TASK INSTRUCTIONS: Work out how many lines include "type" and answer with that number only.

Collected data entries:
┌──

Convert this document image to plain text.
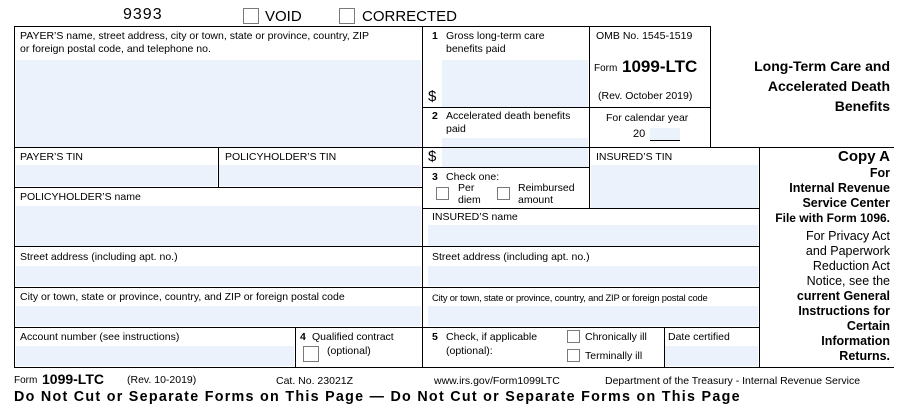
9393	VOID	CORRECTED
PAYER’S name, street address, city or town, state or province, country, ZIP
or foreign postal code, and telephone no.
1 Gross long-term care
benefits paid
$
OMB No. 1545-1519
Form 1099-LTC
(Rev. October 2019)
Long-Term Care and
Accelerated Death
Benefits
2 Accelerated death benefits
paid
$
For calendar year
20
PAYER’S TIN	POLICYHOLDER’S TIN	INSURED’S TIN
3 Check one:
Per
diem
Reimbursed
amount
POLICYHOLDER’S name
INSURED’S name
Street address (including apt. no.)	Street address (including apt. no.)
City or town, state or province, country, and ZIP or foreign postal code	City or town, state or province, country, and ZIP or foreign postal code
Account number (see instructions)	4 Qualified contract
(optional)
5 Check, if applicable
(optional):
Chronically ill
Terminally ill
Date certified
Copy A
For
Internal Revenue
Service Center
File with Form 1096.
For Privacy Act
and Paperwork
Reduction Act
Notice, see the
current General
Instructions for
Certain
Information
Returns.
Form 1099-LTC (Rev. 10-2019)	Cat. No. 23021Z	www.irs.gov/Form1099LTC	Department of the Treasury - Internal Revenue Service
Do Not Cut or Separate Forms on This Page — Do Not Cut or Separate Forms on This Page
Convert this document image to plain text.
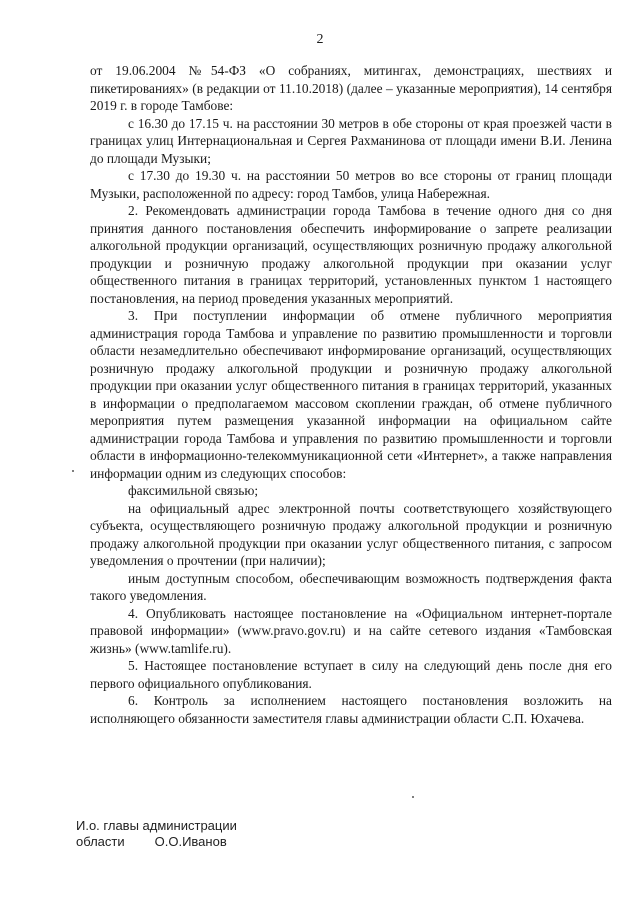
2

от 19.06.2004 №54-ФЗ «О собраниях, митингах, демонстрациях, шествиях и пикетированиях» (в редакции от 11.10.2018) (далее – указанные мероприятия), 14 сентября 2019 г. в городе Тамбове:

с 16.30 до 17.15 ч. на расстоянии 30 метров в обе стороны от края проезжей части в границах улиц Интернациональная и Сергея Рахманинова от площади имени В.И. Ленина до площади Музыки;

с 17.30 до 19.30 ч. на расстоянии 50 метров во все стороны от границ площади Музыки, расположенной по адресу: город Тамбов, улица Набережная.

2. Рекомендовать администрации города Тамбова в течение одного дня со дня принятия данного постановления обеспечить информирование о запрете реализации алкогольной продукции организаций, осуществляющих розничную продажу алкогольной продукции и розничную продажу алкогольной продукции при оказании услуг общественного питания в границах территорий, установленных пунктом 1 настоящего постановления, на период проведения указанных мероприятий.

3. При поступлении информации об отмене публичного мероприятия администрация города Тамбова и управление по развитию промышленности и торговли области незамедлительно обеспечивают информирование организаций, осуществляющих розничную продажу алкогольной продукции и розничную продажу алкогольной продукции при оказании услуг общественного питания в границах территорий, указанных в информации о предполагаемом массовом скоплении граждан, об отмене публичного мероприятия путем размещения указанной информации на официальном сайте администрации города Тамбова и управления по развитию промышленности и торговли области в информационно-телекоммуникационной сети «Интернет», а также направления информации одним из следующих способов:

факсимильной связью;

на официальный адрес электронной почты соответствующего хозяйствующего субъекта, осуществляющего розничную продажу алкогольной продукции и розничную продажу алкогольной продукции при оказании услуг общественного питания, с запросом уведомления о прочтении (при наличии);

иным доступным способом, обеспечивающим возможность подтверждения факта такого уведомления.

4. Опубликовать настоящее постановление на «Официальном интернет-портале правовой информации» (www.pravo.gov.ru) и на сайте сетевого издания «Тамбовская жизнь» (www.tamlife.ru).

5. Настоящее постановление вступает в силу на следующий день после дня его первого официального опубликования.

6. Контроль за исполнением настоящего постановления возложить на исполняющего обязанности заместителя главы администрации области С.П. Юхачева.

И.о. главы администрации
области О.О.Иванов
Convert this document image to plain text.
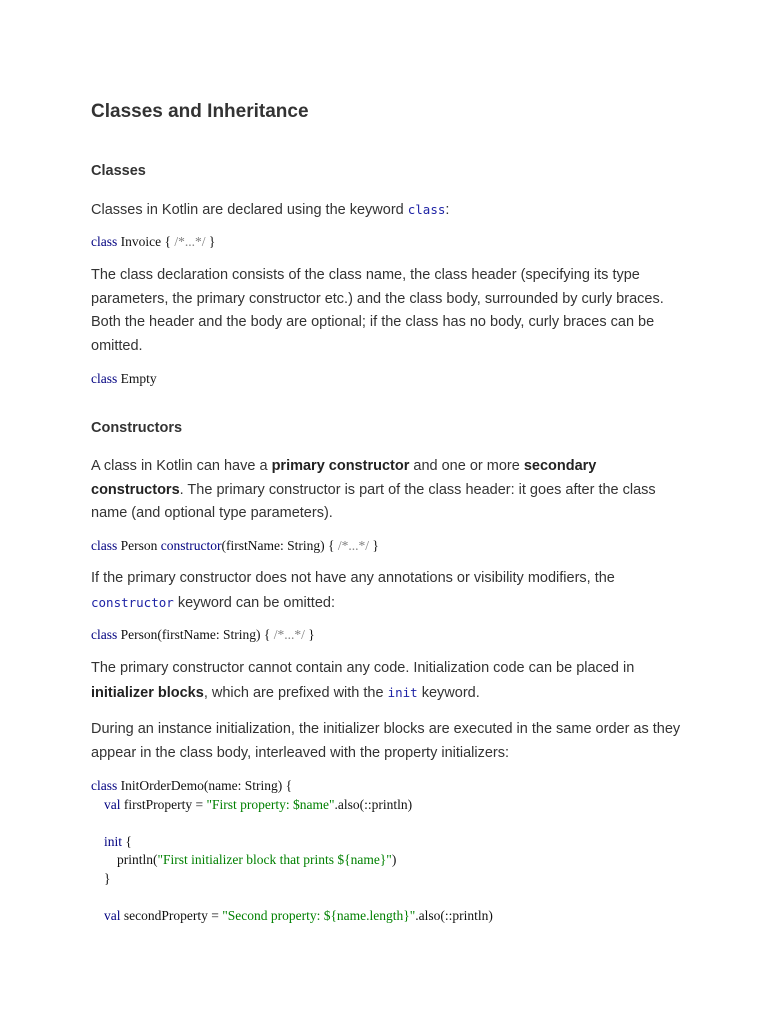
Classes and Inheritance
Classes
Classes in Kotlin are declared using the keyword class:
class Invoice { /*...*/ }
The class declaration consists of the class name, the class header (specifying its type parameters, the primary constructor etc.) and the class body, surrounded by curly braces. Both the header and the body are optional; if the class has no body, curly braces can be omitted.
class Empty
Constructors
A class in Kotlin can have a primary constructor and one or more secondary constructors. The primary constructor is part of the class header: it goes after the class name (and optional type parameters).
class Person constructor(firstName: String) { /*...*/ }
If the primary constructor does not have any annotations or visibility modifiers, the constructor keyword can be omitted:
class Person(firstName: String) { /*...*/ }
The primary constructor cannot contain any code. Initialization code can be placed in initializer blocks, which are prefixed with the init keyword.
During an instance initialization, the initializer blocks are executed in the same order as they appear in the class body, interleaved with the property initializers:
class InitOrderDemo(name: String) {
val firstProperty = "First property: $name".also(::println)

init {
println("First initializer block that prints ${name}")
}

val secondProperty = "Second property: ${name.length}".also(::println)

└──

EXERCISE ANSWER: 2